Girls are often named María, honouring the Virgin Mary, by appending either a shrine, place, or religious-concept suffix-name to María. In daily life, such women omit the "Mary of the ..." nominal prefix, and use the suffix portion of their composite names as their public, rather than legal, identity. Hence, women with Marian names such as María de los Ángeles (Mary of the Angels), María del Pilar (Mary of the Pillar), and María de la Luz (Mary of the Light), are normally addressed as Ángeles (Angels), Pilar (Pillar), and Luz (Light); however, each might be addressed as María. Also, parents can simply name a girl "María", or "Mari". Nicknames such as Maricarmen for María del Carmen, Marisol for "María (de la) Soledad" ("Our Lady of Solitude", the Virgin Mary), Lola for María Dolores, etc. are often used.
It is not unusual for a man's formal name to include María, preceded by a masculine name, e.g. José María Aznar (Joseph Mary Aznar). Equivalently, a girl can be formally named María José (Mary Joseph), and informally named Marijose, Mariajo, Majo, Josefa, Josefina, Fina, Pepa, Pepi, Pepita, Marisé or even José in honor of St. Joseph. María as a masculine name is often abbreviated in writing as M. (José M. Aznar), Ma. (José Ma. Aznar), or Mª (José Mª Morelos). It is unusual for any names other than the religiously significant María and José to be used in this way.
The Registro Civil (Civil Registry) officially records a child’s identity as composed of a forename (simple or composite) and the two surnames; however, a child can be religiously baptized with several forenames, e.g. Felipe Juan Froilán de Todos los Santos. This is usually a royal and noble family practice, and has no legal significance.
In Spain, upon marrying, a woman does not change her surname. In some instances, such as high society meetings, and with no legal value, the husband's surname can be added after the woman's surnames using the preposition de. One Leocadia Blanco Álvarez, married to a Pedro Pérez Montilla, may be addressed as Leocadia Blanco de Pérez or as Leocadia Blanco Álvarez de Pérez. This format is not used in everyday settings and has no legal value.
In chapter V, part 2 of Don Quixote (1605, 1615), Teresa Panza reminds her husband Sancho that, properly, she should be addressed as Teresa Cascajo, by her surname, not her marital surname: “Teresa I was named in baptism, a clean and short name, without addings or embellishments, or furnishings of dons and dans; ‘Cascajo’ was my father; and I, as your wife, am called ‘Teresa Panza’, but laws are executed”.
In the generational transmission of surnames, the paternal surname’s precedence eventually eliminates the maternal surnames from the family lineage. Contemporary law allows the maternal surname to be given precedence, but most people observe the traditional paternal–maternal surname order. So the daughter and son of Ángela López Sáenz and Tomás Portillo Blanco are usually called Laura Portillo López and Pedro Portillo López, but also could be called Laura López Portillo and Pedro López Portillo. Regardless of the surname order, all children's surnames must be in the same order when recorded in the Registro Civil.

▸ **Entries supplied**:
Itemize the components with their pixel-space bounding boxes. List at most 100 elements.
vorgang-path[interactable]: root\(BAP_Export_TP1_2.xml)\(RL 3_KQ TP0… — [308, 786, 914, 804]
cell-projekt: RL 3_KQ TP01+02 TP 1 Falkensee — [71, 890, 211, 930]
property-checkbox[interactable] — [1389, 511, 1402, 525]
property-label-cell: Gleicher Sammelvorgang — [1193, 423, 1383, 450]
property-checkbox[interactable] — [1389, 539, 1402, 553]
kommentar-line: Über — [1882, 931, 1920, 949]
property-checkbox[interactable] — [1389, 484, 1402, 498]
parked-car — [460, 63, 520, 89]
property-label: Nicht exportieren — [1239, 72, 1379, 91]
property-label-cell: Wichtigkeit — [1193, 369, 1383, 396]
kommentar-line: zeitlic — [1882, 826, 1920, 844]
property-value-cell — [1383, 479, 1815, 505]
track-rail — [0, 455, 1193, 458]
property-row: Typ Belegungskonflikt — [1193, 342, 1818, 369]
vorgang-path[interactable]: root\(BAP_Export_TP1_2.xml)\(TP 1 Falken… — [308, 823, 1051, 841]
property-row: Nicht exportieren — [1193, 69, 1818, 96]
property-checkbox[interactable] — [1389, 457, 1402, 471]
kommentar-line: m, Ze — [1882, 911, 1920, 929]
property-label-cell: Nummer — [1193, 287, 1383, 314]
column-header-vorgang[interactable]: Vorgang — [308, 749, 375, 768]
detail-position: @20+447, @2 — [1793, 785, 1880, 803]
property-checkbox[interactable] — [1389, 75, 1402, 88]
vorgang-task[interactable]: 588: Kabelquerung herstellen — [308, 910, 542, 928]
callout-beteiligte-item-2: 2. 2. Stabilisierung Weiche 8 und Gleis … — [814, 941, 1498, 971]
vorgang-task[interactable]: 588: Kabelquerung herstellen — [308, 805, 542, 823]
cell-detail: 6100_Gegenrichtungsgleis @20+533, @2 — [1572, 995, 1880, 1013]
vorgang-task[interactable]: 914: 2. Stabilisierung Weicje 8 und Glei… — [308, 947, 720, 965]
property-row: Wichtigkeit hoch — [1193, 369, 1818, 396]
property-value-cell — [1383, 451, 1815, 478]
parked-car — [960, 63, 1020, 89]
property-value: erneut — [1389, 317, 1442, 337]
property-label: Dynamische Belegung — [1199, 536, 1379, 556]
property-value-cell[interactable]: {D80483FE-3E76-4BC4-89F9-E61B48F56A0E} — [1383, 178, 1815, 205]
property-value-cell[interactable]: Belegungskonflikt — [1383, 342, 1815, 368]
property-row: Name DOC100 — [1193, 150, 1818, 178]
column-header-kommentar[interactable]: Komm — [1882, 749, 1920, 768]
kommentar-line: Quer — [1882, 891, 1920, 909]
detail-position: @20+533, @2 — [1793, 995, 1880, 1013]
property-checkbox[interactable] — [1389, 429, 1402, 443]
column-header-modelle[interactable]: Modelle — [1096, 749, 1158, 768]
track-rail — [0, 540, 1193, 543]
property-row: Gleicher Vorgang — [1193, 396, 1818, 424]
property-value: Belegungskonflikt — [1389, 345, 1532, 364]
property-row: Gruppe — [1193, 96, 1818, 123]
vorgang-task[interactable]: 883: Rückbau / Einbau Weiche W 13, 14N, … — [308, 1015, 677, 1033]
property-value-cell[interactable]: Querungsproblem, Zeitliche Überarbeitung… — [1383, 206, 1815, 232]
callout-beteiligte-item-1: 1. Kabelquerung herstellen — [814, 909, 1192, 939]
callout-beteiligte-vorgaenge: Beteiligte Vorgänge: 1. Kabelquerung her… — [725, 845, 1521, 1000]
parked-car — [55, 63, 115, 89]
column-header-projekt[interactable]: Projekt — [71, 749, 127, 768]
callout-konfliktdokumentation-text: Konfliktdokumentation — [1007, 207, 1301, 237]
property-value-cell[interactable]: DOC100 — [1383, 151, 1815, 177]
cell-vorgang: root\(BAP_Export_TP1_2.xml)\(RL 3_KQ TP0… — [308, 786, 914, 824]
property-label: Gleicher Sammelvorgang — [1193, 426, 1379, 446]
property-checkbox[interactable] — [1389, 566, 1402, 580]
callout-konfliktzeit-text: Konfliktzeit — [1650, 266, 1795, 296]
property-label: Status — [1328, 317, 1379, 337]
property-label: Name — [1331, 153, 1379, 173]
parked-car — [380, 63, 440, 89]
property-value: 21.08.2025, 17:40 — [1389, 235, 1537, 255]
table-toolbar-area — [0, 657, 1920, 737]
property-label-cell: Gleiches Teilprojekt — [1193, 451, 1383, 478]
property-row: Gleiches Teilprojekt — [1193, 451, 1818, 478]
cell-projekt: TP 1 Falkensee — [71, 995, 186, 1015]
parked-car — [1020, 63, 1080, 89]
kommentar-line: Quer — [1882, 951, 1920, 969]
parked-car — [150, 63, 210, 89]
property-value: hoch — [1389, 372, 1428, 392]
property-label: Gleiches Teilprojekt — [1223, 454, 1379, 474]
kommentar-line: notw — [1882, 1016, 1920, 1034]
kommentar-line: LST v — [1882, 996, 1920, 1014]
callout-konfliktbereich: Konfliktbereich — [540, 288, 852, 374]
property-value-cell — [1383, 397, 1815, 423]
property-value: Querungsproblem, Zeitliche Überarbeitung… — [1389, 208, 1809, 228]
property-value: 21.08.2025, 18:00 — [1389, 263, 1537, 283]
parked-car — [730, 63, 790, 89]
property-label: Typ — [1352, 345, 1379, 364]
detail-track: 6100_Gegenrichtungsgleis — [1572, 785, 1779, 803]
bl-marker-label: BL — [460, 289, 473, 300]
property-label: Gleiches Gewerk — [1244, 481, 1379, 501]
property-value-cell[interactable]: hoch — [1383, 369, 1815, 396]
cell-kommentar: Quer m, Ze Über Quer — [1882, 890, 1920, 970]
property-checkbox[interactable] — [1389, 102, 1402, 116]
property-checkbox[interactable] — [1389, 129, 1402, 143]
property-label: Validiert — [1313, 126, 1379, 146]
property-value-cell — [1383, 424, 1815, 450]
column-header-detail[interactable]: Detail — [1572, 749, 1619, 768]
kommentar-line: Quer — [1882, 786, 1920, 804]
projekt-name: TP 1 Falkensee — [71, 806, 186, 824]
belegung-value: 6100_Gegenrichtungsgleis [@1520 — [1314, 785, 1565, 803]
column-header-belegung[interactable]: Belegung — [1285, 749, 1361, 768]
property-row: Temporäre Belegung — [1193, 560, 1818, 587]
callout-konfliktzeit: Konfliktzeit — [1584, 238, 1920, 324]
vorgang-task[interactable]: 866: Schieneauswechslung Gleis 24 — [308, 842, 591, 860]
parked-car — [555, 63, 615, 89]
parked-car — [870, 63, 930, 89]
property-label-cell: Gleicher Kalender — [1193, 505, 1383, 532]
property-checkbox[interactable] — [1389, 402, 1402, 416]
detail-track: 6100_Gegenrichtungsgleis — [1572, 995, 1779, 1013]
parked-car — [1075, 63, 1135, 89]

▸ **What this exercise asks**:
a – Render the entries as a numbered list, running from their first line through the line containing "910, 542, 928]", and omit any blank lines.
b – Continue the text on Spanish naming customs from where it stops.
The text about Spanish names and the entries come from unrelated sources.

▸ **Answers to the exercise**:
a –
1. Itemize the components with their pixel-space bounding boxes. List at most 100 elements.
2. vorgang-path[interactable]: root\(BAP_Export_TP1_2.xml)\(RL 3_KQ TP0… — [308, 786, 914, 804]
3. cell-projekt: RL 3_KQ TP01+02 TP 1 Falkensee — [71, 890, 211, 930]
4. property-checkbox[interactable] — [1389, 511, 1402, 525]
5. property-label-cell: Gleicher Sammelvorgang — [1193, 423, 1383, 450]
6. property-checkbox[interactable] — [1389, 539, 1402, 553]
7. kommentar-line: Über — [1882, 931, 1920, 949]
8. property-checkbox[interactable] — [1389, 484, 1402, 498]
9. parked-car — [460, 63, 520, 89]
10. property-label: Nicht exportieren — [1239, 72, 1379, 91]
11. property-label-cell: Wichtigkeit — [1193, 369, 1383, 396]
12. kommentar-line: zeitlic — [1882, 826, 1920, 844]
13. property-value-cell — [1383, 479, 1815, 505]
14. track-rail — [0, 455, 1193, 458]
15. property-row: Typ Belegungskonflikt — [1193, 342, 1818, 369]
16. vorgang-path[interactable]: root\(BAP_Export_TP1_2.xml)\(TP 1 Falken… — [308, 823, 1051, 841]
17. property-row: Nicht exportieren — [1193, 69, 1818, 96]
18. property-checkbox[interactable] — [1389, 457, 1402, 471]
19. kommentar-line: m, Ze — [1882, 911, 1920, 929]
20. property-label-cell: Nummer — [1193, 287, 1383, 314]
21. column-header-vorgang[interactable]: Vorgang — [308, 749, 375, 768]
22. detail-position: @20+447, @2 — [1793, 785, 1880, 803]
23. property-checkbox[interactable] — [1389, 75, 1402, 88]
24. vorgang-task[interactable]: 588: Kabelquerung herstellen — [308, 910, 542, 928]

b –
Patrilineal surname transmission was not always the norm in Spanish speaking societies. Prior to the mid-eighteenth century, when the current paternal-maternal surname combination norm came into existence, Hispanophone societies often practised matrilineal surname transmission, giving children the maternal surname, and, occasionally, giving children a grandparent's surname (borne by neither parent) for prestige — being perceived as gentry — and profit, flattering the matriarch or the patriarch in hope of inheriting land. As with Catalan names, the Spanish naming customs include the orthographic option of conjoining the surnames with the conjunction particle y (meaning "and"), e.g. José Ortega y Gasset, or Tomás Portillo y Blanco, following an antiquated aristocratic usage.
Not every surname is a single word; such conjoining usage is common with doubled surnames (maternal-paternal), ancestral composite surnames willed to the following generations — especially when the paternal surname is socially undistinguished. José María Álvarez del Manzano y López del Hierro is an example, his name comprising a composite (two-word) single name, José María, and two composite surnames Álvarez del Manzano and López del Hierro. Other examples derive from church place-names such as San José. When a person bears doubled surnames, the means of disambiguation is to insert y between the paternal and maternal surnames.
Occasionally, a person with a common paternal surname and an uncommon maternal surname becomes widely known by the maternal surname. The artist Pablo Ruiz Picasso, the poet Federico García Lorca, and the politician José Luis Rodríguez Zapatero are examples. With similar effect, the foreign paternal surname of the Uruguayan writer Eduardo Hughes Galeano (his father was British) is usually omitted. (As a boy, however, he occasionally signed his name as Eduardo Gius, using a hispanized approximation of the English pronunciation of "Hughes".) Such use of the second last name by itself is colloquial, however, and may not be applied in legal contexts.
Where the Basque and Romance cultures linguistically cohabit, the surnames denote the father's name and the (family) house; thus the Romance patronymic and the place-name are conjoined with the prepositional particle de ("from", "provenance"), thus in the name José Ignacio López de Arriortúa, the composite surname López de Arriortúa is a simple surname, despite Arriortúa being the original family-name. This is a possibly confusing usage because the Spanish López and the Basque de Arriortúa are discrete surnames in the Basque and Romance cultures.
In Spanish, the preposition particle de (“of”) is used as a conjunction in two surname spelling styles, and to disambiguate a surname. The first style is in patronymic and toponymic spelling formulæ, e.g. Gonzalo Fernández de Córdoba, Pedro López de Ayala, and Vasco Núñez de Balboa, as in many conquistador names.
Unlike in French, the Spanish spellings of surnames containing the prepositional particle de are ambiguous without a preceding patronymic, an orthographic style common to noble surnames, thus, the lower-case spellings de la Rúa (“of the street") and de la Torre (“of the tower”) and the upper-case spellings De la Rúa and De la Torre are equally correct.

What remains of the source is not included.